§ Records for the exercise
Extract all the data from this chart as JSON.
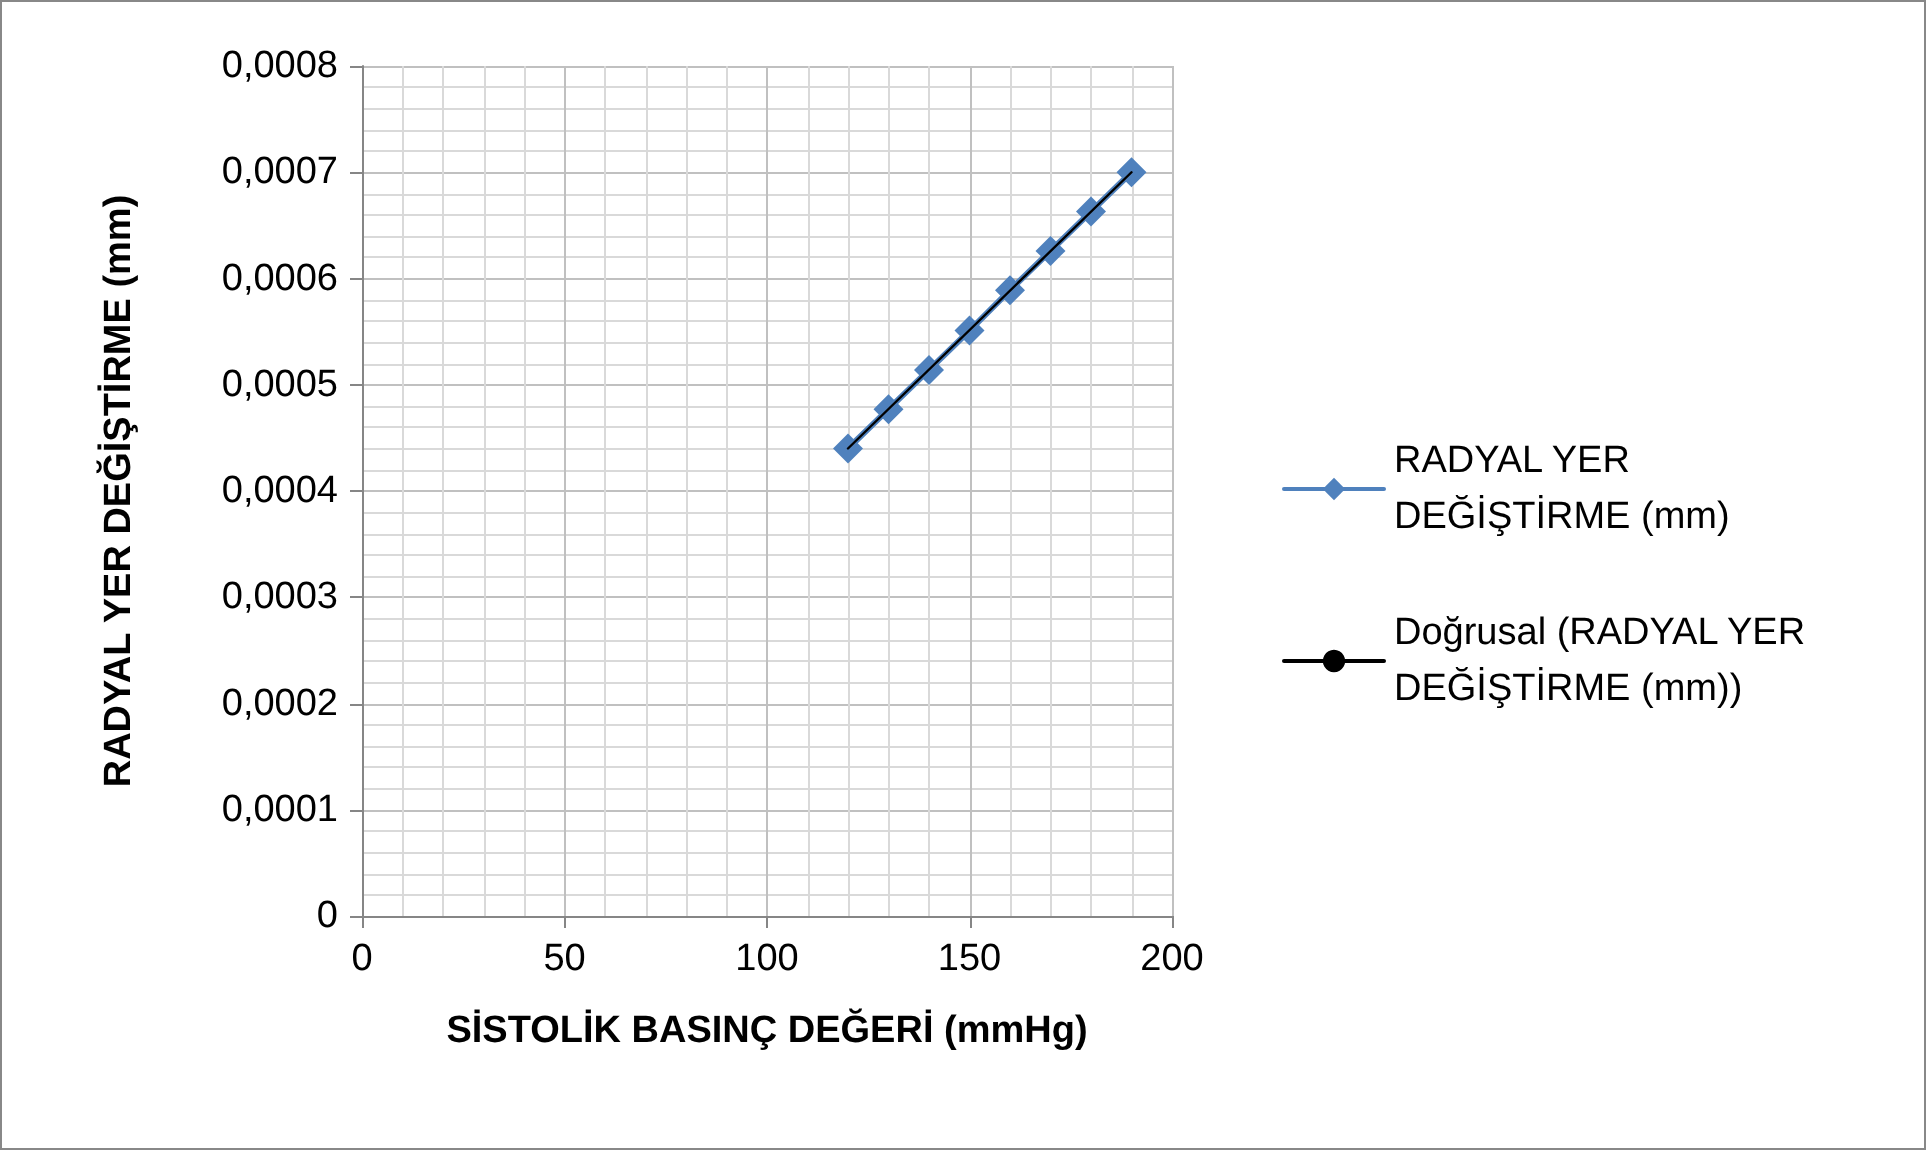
{
  "chart_data": {
    "type": "line",
    "xlabel": "SİSTOLİK BASINÇ DEĞERİ (mmHg)",
    "ylabel": "RADYAL YER DEĞİŞTİRME (mm)",
    "x": [
      120,
      130,
      140,
      150,
      160,
      170,
      180,
      190
    ],
    "series": [
      {
        "name": "RADYAL YER DEĞİŞTİRME (mm)",
        "color": "#4f81bd",
        "marker": "diamond",
        "values": [
          0.00044,
          0.000477,
          0.000514,
          0.000551,
          0.000589,
          0.000626,
          0.000663,
          0.0007
        ]
      },
      {
        "name": "Doğrusal (RADYAL YER DEĞİŞTİRME (mm))",
        "color": "#000000",
        "marker": "none",
        "x": [
          120,
          190
        ],
        "values": [
          0.00044,
          0.0007
        ]
      }
    ],
    "xlim": [
      0,
      200
    ],
    "xticks": [
      0,
      50,
      100,
      150,
      200
    ],
    "ylim": [
      0,
      0.0008
    ],
    "yticks": [
      {
        "value": 0,
        "label": "0"
      },
      {
        "value": 0.0001,
        "label": "0,0001"
      },
      {
        "value": 0.0002,
        "label": "0,0002"
      },
      {
        "value": 0.0003,
        "label": "0,0003"
      },
      {
        "value": 0.0004,
        "label": "0,0004"
      },
      {
        "value": 0.0005,
        "label": "0,0005"
      },
      {
        "value": 0.0006,
        "label": "0,0006"
      },
      {
        "value": 0.0007,
        "label": "0,0007"
      },
      {
        "value": 0.0008,
        "label": "0,0008"
      }
    ],
    "grid": true,
    "legend": "right",
    "line_style": "solid"
  }
}
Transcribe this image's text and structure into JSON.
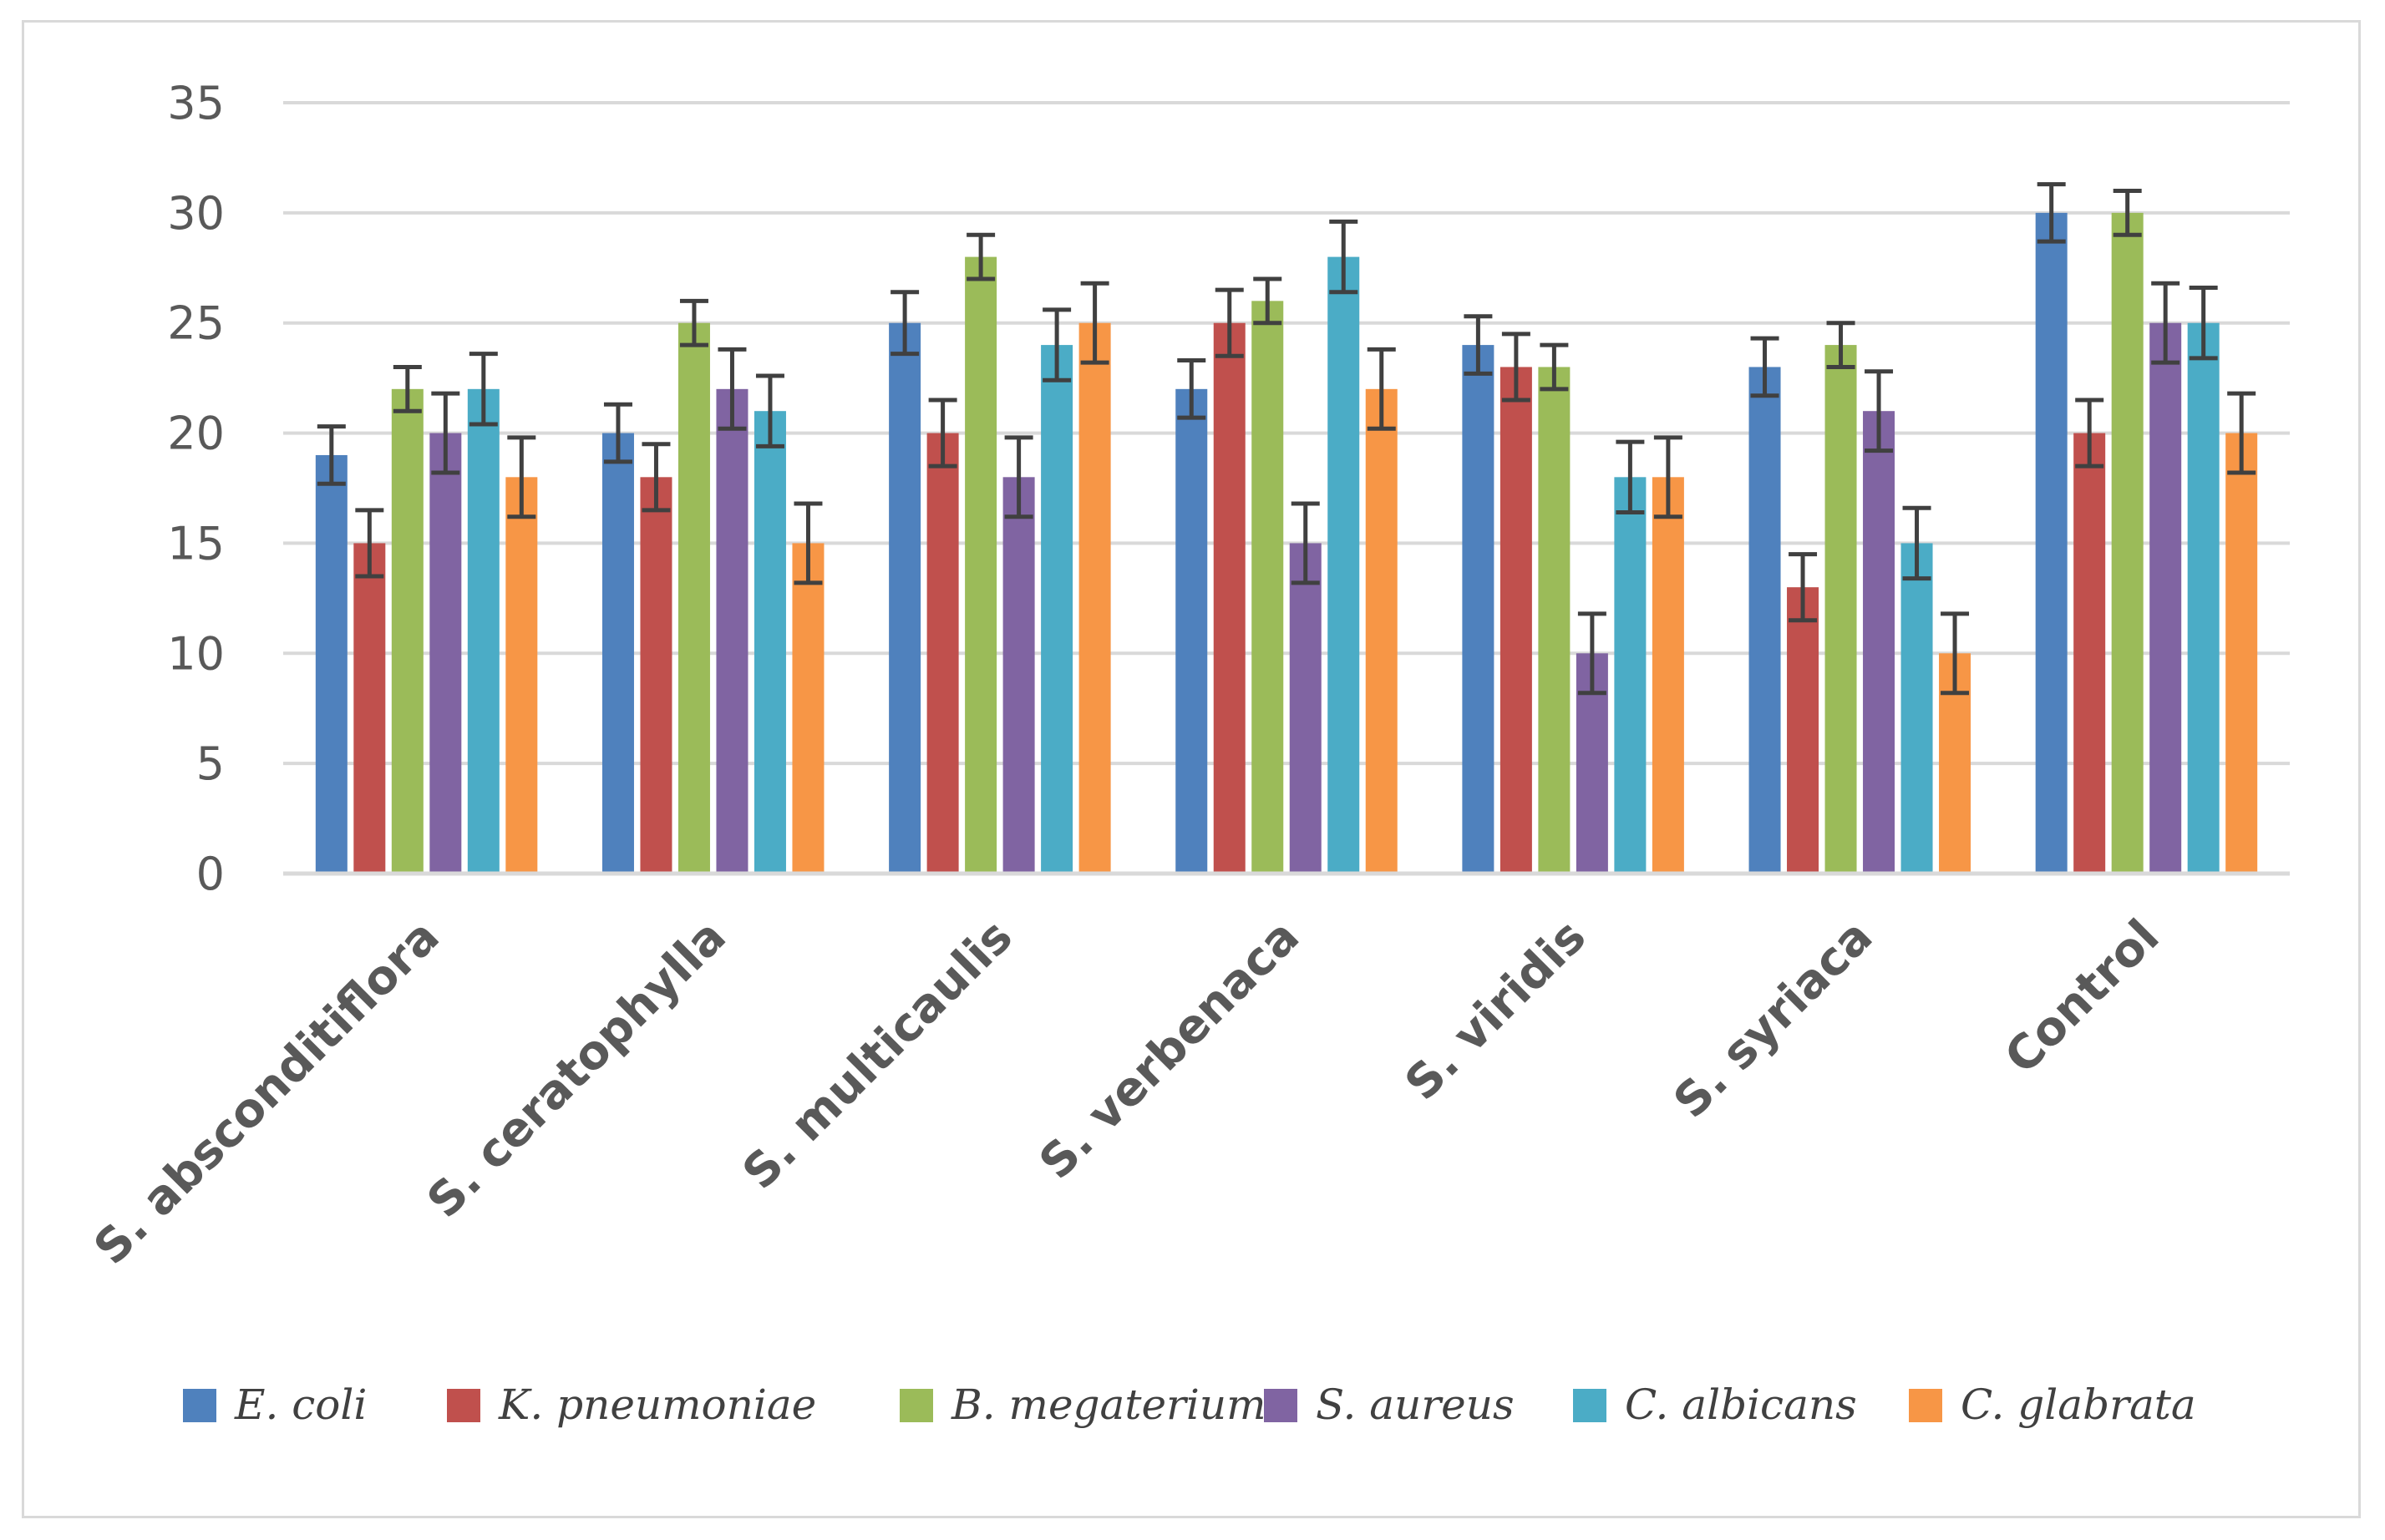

§ What is expected
Omit all pictures while transcribing the entries verbatim.

§ Solution to this exercise
Extract all the data from this chart as JSON.
{
  "chart_data": {
    "type": "line",
    "xlabel": "SİSTOLİK BASINÇ DEĞERİ (mmHg)",
    "ylabel": "RADYAL YER DEĞİŞTİRME (mm)",
    "x": [
      120,
      130,
      140,
      150,
      160,
      170,
      180,
      190
    ],
    "series": [
      {
        "name": "RADYAL YER DEĞİŞTİRME (mm)",
        "color": "#4f81bd",
        "marker": "diamond",
        "values": [
          0.00044,
          0.000477,
          0.000514,
          0.000551,
          0.000589,
          0.000626,
          0.000663,
          0.0007
        ]
      },
      {
        "name": "Doğrusal (RADYAL YER DEĞİŞTİRME (mm))",
        "color": "#000000",
        "marker": "none",
        "x": [
          120,
          190
        ],
        "values": [
          0.00044,
          0.0007
        ]
      }
    ],
    "xlim": [
      0,
      200
    ],
    "xticks": [
      0,
      50,
      100,
      150,
      200
    ],
    "ylim": [
      0,
      0.0008
    ],
    "yticks": [
      {
        "value": 0,
        "label": "0"
      },
      {
        "value": 0.0001,
        "label": "0,0001"
      },
      {
        "value": 0.0002,
        "label": "0,0002"
      },
      {
        "value": 0.0003,
        "label": "0,0003"
      },
      {
        "value": 0.0004,
        "label": "0,0004"
      },
      {
        "value": 0.0005,
        "label": "0,0005"
      },
      {
        "value": 0.0006,
        "label": "0,0006"
      },
      {
        "value": 0.0007,
        "label": "0,0007"
      },
      {
        "value": 0.0008,
        "label": "0,0008"
      }
    ],
    "grid": true,
    "legend": "right",
    "line_style": "solid"
  }
}
Transcribe this image's text and structure into JSON.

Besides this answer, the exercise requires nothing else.